▶ [DIRECTIONS]: Return the listing in full. Keep each line exactly as it is.

▶ [DATASET CONTENT]:
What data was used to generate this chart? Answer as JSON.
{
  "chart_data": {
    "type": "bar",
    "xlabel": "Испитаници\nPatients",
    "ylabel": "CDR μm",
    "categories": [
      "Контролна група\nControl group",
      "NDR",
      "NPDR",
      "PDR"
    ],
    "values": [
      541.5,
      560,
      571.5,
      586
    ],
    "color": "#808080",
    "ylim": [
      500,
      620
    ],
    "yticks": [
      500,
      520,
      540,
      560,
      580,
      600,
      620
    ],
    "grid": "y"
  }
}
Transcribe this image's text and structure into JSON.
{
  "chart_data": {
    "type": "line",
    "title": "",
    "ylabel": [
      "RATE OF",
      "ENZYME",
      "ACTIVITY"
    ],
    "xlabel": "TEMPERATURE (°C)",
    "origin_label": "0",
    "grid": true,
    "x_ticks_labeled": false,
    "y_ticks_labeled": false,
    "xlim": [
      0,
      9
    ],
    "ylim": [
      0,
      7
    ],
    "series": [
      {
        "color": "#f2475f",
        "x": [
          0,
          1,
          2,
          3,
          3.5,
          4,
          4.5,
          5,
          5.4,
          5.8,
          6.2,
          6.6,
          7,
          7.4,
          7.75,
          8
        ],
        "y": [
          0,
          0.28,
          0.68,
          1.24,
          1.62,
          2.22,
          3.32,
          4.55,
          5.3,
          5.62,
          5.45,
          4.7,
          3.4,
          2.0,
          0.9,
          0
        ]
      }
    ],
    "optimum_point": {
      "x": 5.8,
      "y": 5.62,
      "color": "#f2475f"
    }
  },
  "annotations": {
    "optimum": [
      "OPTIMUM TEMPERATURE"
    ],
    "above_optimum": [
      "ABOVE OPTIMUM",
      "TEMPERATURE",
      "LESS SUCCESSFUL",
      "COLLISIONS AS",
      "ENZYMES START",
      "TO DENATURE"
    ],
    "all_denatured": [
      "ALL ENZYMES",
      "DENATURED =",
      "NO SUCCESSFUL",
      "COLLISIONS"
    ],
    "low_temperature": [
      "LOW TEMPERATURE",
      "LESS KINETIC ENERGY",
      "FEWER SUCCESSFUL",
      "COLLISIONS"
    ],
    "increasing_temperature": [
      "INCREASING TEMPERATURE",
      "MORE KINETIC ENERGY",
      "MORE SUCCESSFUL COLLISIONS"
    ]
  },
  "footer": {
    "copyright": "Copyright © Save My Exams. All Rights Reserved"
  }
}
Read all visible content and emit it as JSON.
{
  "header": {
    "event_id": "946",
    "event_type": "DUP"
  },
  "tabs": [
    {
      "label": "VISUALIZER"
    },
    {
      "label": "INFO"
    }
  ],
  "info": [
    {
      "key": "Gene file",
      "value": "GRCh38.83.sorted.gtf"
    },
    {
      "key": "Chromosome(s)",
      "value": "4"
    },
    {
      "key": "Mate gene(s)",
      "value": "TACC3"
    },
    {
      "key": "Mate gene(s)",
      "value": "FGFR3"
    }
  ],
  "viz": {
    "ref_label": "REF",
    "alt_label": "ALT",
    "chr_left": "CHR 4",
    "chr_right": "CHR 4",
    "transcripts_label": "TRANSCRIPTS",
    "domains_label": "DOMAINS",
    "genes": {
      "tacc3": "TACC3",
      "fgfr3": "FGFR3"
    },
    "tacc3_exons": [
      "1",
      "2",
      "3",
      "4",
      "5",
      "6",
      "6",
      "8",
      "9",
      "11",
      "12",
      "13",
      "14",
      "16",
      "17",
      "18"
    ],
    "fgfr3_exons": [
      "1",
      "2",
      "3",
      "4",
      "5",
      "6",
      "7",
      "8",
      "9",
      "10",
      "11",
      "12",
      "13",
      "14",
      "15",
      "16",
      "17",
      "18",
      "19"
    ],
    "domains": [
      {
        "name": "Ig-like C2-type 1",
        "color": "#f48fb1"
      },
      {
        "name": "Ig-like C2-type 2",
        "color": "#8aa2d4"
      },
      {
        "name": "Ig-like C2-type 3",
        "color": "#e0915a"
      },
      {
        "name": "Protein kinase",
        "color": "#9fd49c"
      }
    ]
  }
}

▶ [EXERCISE RESULT]:
What data was used to generate this chart? Answer as JSON.
{
  "chart_data": {
    "type": "bar",
    "xlabel": "Испитаници\nPatients",
    "ylabel": "CDR μm",
    "categories": [
      "Контролна група\nControl group",
      "NDR",
      "NPDR",
      "PDR"
    ],
    "values": [
      541.5,
      560,
      571.5,
      586
    ],
    "color": "#808080",
    "ylim": [
      500,
      620
    ],
    "yticks": [
      500,
      520,
      540,
      560,
      580,
      600,
      620
    ],
    "grid": "y"
  }
}
Transcribe this image's text and structure into JSON.
{
  "chart_data": {
    "type": "line",
    "title": "",
    "ylabel": [
      "RATE OF",
      "ENZYME",
      "ACTIVITY"
    ],
    "xlabel": "TEMPERATURE (°C)",
    "origin_label": "0",
    "grid": true,
    "x_ticks_labeled": false,
    "y_ticks_labeled": false,
    "xlim": [
      0,
      9
    ],
    "ylim": [
      0,
      7
    ],
    "series": [
      {
        "color": "#f2475f",
        "x": [
          0,
          1,
          2,
          3,
          3.5,
          4,
          4.5,
          5,
          5.4,
          5.8,
          6.2,
          6.6,
          7,
          7.4,
          7.75,
          8
        ],
        "y": [
          0,
          0.28,
          0.68,
          1.24,
          1.62,
          2.22,
          3.32,
          4.55,
          5.3,
          5.62,
          5.45,
          4.7,
          3.4,
          2.0,
          0.9,
          0
        ]
      }
    ],
    "optimum_point": {
      "x": 5.8,
      "y": 5.62,
      "color": "#f2475f"
    }
  },
  "annotations": {
    "optimum": [
      "OPTIMUM TEMPERATURE"
    ],
    "above_optimum": [
      "ABOVE OPTIMUM",
      "TEMPERATURE",
      "LESS SUCCESSFUL",
      "COLLISIONS AS",
      "ENZYMES START",
      "TO DENATURE"
    ],
    "all_denatured": [
      "ALL ENZYMES",
      "DENATURED =",
      "NO SUCCESSFUL",
      "COLLISIONS"
    ],
    "low_temperature": [
      "LOW TEMPERATURE",
      "LESS KINETIC ENERGY",
      "FEWER SUCCESSFUL",
      "COLLISIONS"
    ],
    "increasing_temperature": [
      "INCREASING TEMPERATURE",
      "MORE KINETIC ENERGY",
      "MORE SUCCESSFUL COLLISIONS"
    ]
  },
  "footer": {
    "copyright": "Copyright © Save My Exams. All Rights Reserved"
  }
}
Read all visible content and emit it as JSON.
{
  "header": {
    "event_id": "946",
    "event_type": "DUP"
  },
  "tabs": [
    {
      "label": "VISUALIZER"
    },
    {
      "label": "INFO"
    }
  ],
  "info": [
    {
      "key": "Gene file",
      "value": "GRCh38.83.sorted.gtf"
    },
    {
      "key": "Chromosome(s)",
      "value": "4"
    },
    {
      "key": "Mate gene(s)",
      "value": "TACC3"
    },
    {
      "key": "Mate gene(s)",
      "value": "FGFR3"
    }
  ],
  "viz": {
    "ref_label": "REF",
    "alt_label": "ALT",
    "chr_left": "CHR 4",
    "chr_right": "CHR 4",
    "transcripts_label": "TRANSCRIPTS",
    "domains_label": "DOMAINS",
    "genes": {
      "tacc3": "TACC3",
      "fgfr3": "FGFR3"
    },
    "tacc3_exons": [
      "1",
      "2",
      "3",
      "4",
      "5",
      "6",
      "6",
      "8",
      "9",
      "11",
      "12",
      "13",
      "14",
      "16",
      "17",
      "18"
    ],
    "fgfr3_exons": [
      "1",
      "2",
      "3",
      "4",
      "5",
      "6",
      "7",
      "8",
      "9",
      "10",
      "11",
      "12",
      "13",
      "14",
      "15",
      "16",
      "17",
      "18",
      "19"
    ],
    "domains": [
      {
        "name": "Ig-like C2-type 1",
        "color": "#f48fb1"
      },
      {
        "name": "Ig-like C2-type 2",
        "color": "#8aa2d4"
      },
      {
        "name": "Ig-like C2-type 3",
        "color": "#e0915a"
      },
      {
        "name": "Protein kinase",
        "color": "#9fd49c"
      }
    ]
  }
}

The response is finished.